# [Source material]
-*-*-

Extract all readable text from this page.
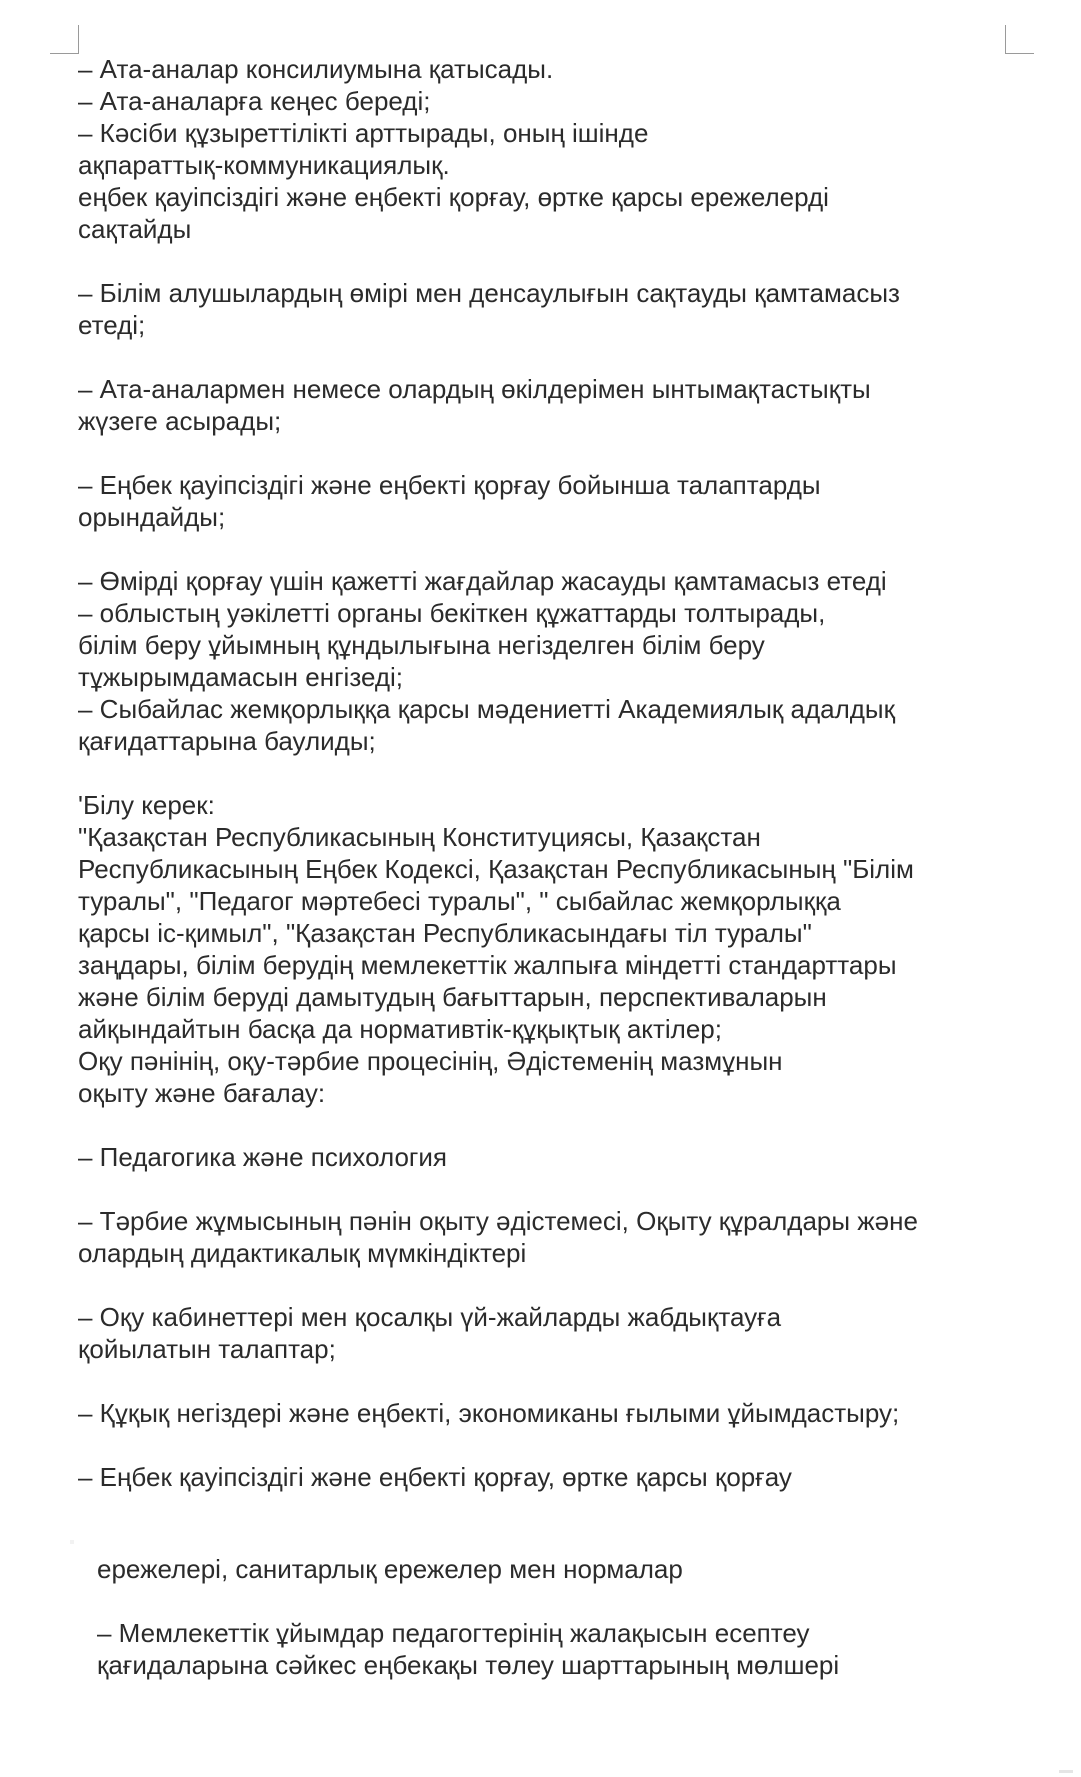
– Ата-аналар консилиумына қатысады.
– Ата-аналарға кеңес береді;
– Кәсіби құзыреттілікті арттырады, оның ішінде
ақпараттық-коммуникациялық.
еңбек қауіпсіздігі және еңбекті қорғау, өртке қарсы ережелерді
сақтайды
– Білім алушылардың өмірі мен денсаулығын сақтауды қамтамасыз
етеді;
– Ата-аналармен немесе олардың өкілдерімен ынтымақтастықты
жүзеге асырады;
– Еңбек қауіпсіздігі және еңбекті қорғау бойынша талаптарды
орындайды;
– Өмірді қорғау үшін қажетті жағдайлар жасауды қамтамасыз етеді
– облыстың уәкілетті органы бекіткен құжаттарды толтырады,
білім беру ұйымның құндылығына негізделген білім беру
тұжырымдамасын енгізеді;
– Сыбайлас жемқорлыққа қарсы мәдениетті Академиялық адалдық
қағидаттарына баулиды;
'Білу керек:
"Қазақстан Республикасының Конституциясы, Қазақстан
Республикасының Еңбек Кодексі, Қазақстан Республикасының "Білім
туралы", "Педагог мәртебесі туралы", " сыбайлас жемқорлыққа
қарсы іс-қимыл", "Қазақстан Республикасындағы тіл туралы"
заңдары, білім берудің мемлекеттік жалпыға міндетті стандарттары
және білім беруді дамытудың бағыттарын, перспективаларын
айқындайтын басқа да нормативтік-құқықтық актілер;
Оқу пәнінің, оқу-тәрбие процесінің, Әдістеменің мазмұнын
оқыту және бағалау:
– Педагогика және психология
– Тәрбие жұмысының пәнін оқыту әдістемесі, Оқыту құралдары және
олардың дидактикалық мүмкіндіктері
– Оқу кабинеттері мен қосалқы үй-жайларды жабдықтауға
қойылатын талаптар;
– Құқық негіздері және еңбекті, экономиканы ғылыми ұйымдастыру;
– Еңбек қауіпсіздігі және еңбекті қорғау, өртке қарсы қорғау
ережелері, санитарлық ережелер мен нормалар
– Мемлекеттік ұйымдар педагогтерінің жалақысын есептеу
қағидаларына сәйкес еңбекақы төлеу шарттарының мөлшері
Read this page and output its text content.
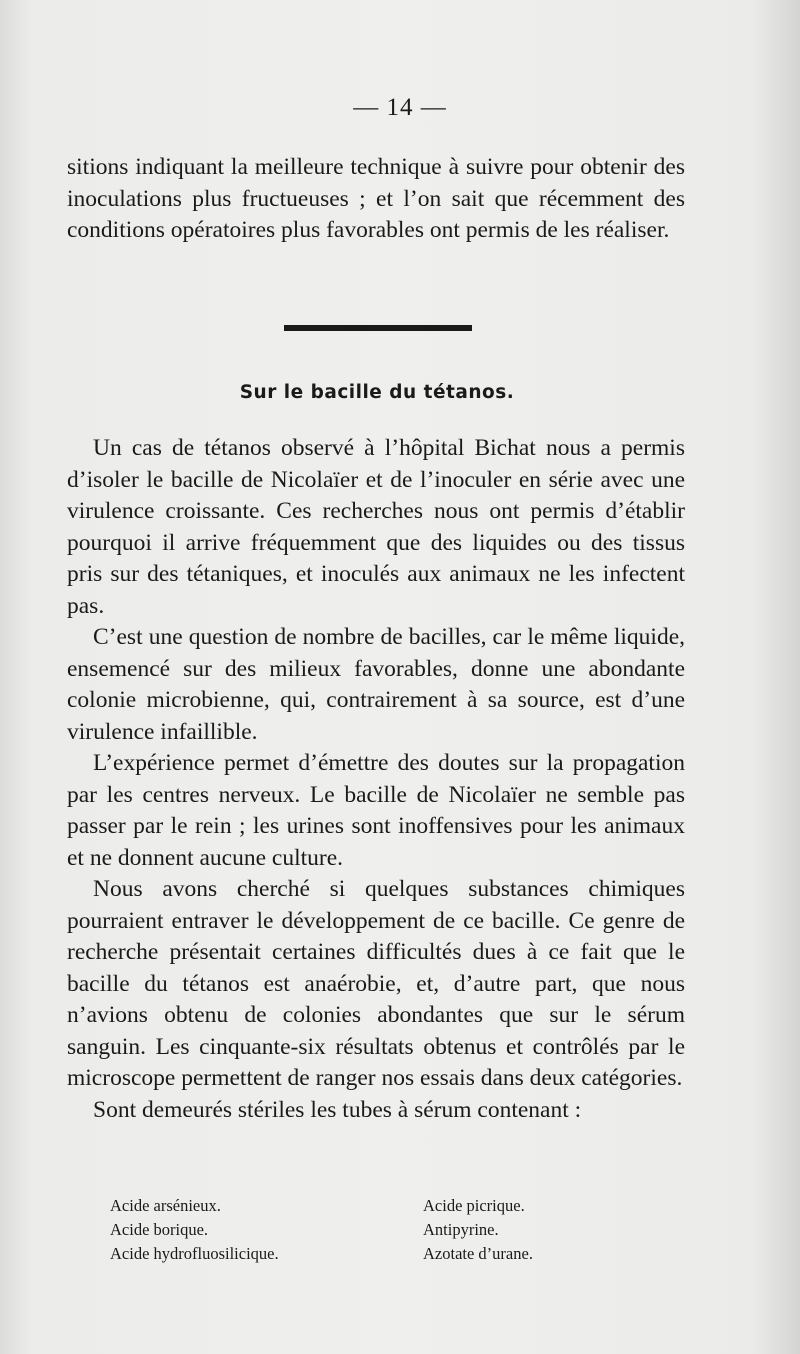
— 14 —

sitions indiquant la meilleure technique à suivre pour obtenir des inoculations plus fructueuses ; et l’on sait que récemment des conditions opératoires plus favorables ont permis de les réaliser.

Sur le bacille du tétanos.

Un cas de tétanos observé à l’hôpital Bichat nous a permis d’isoler le bacille de Nicolaïer et de l’inoculer en série avec une virulence croissante. Ces recherches nous ont permis d’établir pourquoi il arrive fréquemment que des liquides ou des tissus pris sur des tétaniques, et inoculés aux animaux ne les infectent pas.

C’est une question de nombre de bacilles, car le même liquide, ensemencé sur des milieux favorables, donne une abondante colonie microbienne, qui, contrairement à sa source, est d’une virulence infaillible.

L’expérience permet d’émettre des doutes sur la propagation par les centres nerveux. Le bacille de Nicolaïer ne semble pas passer par le rein ; les urines sont inoffensives pour les animaux et ne donnent aucune culture.

Nous avons cherché si quelques substances chimiques pourraient entraver le développement de ce bacille. Ce genre de recherche présentait certaines difficultés dues à ce fait que le bacille du tétanos est anaérobie, et, d’autre part, que nous n’avions obtenu de colonies abondantes que sur le sérum sanguin. Les cinquante-six résultats obtenus et contrôlés par le microscope permettent de ranger nos essais dans deux catégories.

Sont demeurés stériles les tubes à sérum contenant :

Acide arsénieux.
Acide borique.
Acide hydrofluosilicique.
Acide picrique.
Antipyrine.
Azotate d’urane.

-*-*-

# [Exercise prompt]
Check each line above for "қауіпсіздігі" and return the ones that have it.

# [Correct response]
еңбек қауіпсіздігі және еңбекті қорғау, өртке қарсы ережелерді
– Еңбек қауіпсіздігі және еңбекті қорғау бойынша талаптарды
– Еңбек қауіпсіздігі және еңбекті қорғау, өртке қарсы қорғау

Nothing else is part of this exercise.